***** The data *****

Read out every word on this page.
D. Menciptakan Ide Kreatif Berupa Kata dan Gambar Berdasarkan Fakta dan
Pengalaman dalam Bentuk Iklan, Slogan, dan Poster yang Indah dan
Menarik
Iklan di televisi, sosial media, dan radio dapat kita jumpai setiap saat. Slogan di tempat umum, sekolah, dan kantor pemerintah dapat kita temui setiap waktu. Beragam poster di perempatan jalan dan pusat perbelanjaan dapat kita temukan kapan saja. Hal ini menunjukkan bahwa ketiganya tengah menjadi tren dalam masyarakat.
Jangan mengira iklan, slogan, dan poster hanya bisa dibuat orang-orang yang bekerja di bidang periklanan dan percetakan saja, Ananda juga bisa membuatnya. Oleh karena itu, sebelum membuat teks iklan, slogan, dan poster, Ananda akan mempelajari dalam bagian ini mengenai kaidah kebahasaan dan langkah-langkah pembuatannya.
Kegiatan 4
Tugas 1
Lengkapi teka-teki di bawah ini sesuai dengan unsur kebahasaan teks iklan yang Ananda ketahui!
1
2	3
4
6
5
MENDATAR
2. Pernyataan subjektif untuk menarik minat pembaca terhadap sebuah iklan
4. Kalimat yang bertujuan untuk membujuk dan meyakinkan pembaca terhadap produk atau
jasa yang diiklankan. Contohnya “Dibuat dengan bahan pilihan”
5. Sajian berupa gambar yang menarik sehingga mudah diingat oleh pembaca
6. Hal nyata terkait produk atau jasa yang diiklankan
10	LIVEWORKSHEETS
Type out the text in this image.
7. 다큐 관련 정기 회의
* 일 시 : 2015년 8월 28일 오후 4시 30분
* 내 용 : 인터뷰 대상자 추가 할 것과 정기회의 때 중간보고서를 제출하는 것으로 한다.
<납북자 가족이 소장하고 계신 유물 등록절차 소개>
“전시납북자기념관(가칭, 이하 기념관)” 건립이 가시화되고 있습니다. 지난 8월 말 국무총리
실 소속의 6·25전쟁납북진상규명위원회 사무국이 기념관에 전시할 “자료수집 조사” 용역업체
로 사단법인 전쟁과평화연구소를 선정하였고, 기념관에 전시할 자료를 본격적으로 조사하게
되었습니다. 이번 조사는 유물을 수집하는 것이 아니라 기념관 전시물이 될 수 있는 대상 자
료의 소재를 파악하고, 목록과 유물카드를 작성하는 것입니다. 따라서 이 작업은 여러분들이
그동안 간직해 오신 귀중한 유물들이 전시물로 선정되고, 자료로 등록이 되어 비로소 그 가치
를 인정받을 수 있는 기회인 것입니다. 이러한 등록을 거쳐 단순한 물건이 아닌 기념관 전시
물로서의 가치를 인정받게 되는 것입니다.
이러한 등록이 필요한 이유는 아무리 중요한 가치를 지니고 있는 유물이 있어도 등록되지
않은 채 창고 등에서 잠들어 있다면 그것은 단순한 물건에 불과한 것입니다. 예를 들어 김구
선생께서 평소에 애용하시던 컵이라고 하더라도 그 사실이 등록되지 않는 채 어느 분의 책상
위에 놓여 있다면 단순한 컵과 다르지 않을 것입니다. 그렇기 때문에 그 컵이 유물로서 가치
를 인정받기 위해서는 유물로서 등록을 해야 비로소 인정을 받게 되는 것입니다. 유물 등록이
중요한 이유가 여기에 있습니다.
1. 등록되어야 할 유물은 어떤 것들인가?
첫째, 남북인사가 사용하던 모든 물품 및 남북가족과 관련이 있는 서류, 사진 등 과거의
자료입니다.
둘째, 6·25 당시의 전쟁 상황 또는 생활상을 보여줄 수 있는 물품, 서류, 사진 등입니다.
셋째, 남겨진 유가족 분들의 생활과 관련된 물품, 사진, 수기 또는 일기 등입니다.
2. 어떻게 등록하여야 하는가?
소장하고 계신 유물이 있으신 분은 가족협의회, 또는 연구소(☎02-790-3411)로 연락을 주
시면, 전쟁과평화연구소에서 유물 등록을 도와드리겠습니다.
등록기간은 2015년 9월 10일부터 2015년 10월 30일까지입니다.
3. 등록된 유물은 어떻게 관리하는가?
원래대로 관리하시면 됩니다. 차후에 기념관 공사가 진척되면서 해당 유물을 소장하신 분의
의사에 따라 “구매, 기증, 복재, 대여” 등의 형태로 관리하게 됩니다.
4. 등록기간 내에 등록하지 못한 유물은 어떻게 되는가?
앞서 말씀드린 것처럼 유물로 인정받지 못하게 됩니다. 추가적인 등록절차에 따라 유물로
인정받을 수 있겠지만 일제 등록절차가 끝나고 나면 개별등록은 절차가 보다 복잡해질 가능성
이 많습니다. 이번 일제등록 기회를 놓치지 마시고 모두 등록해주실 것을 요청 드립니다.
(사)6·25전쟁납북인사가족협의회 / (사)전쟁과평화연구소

*****

State the number of lines in the preceding entries that include the word "것입니다". Provide nothing else.

6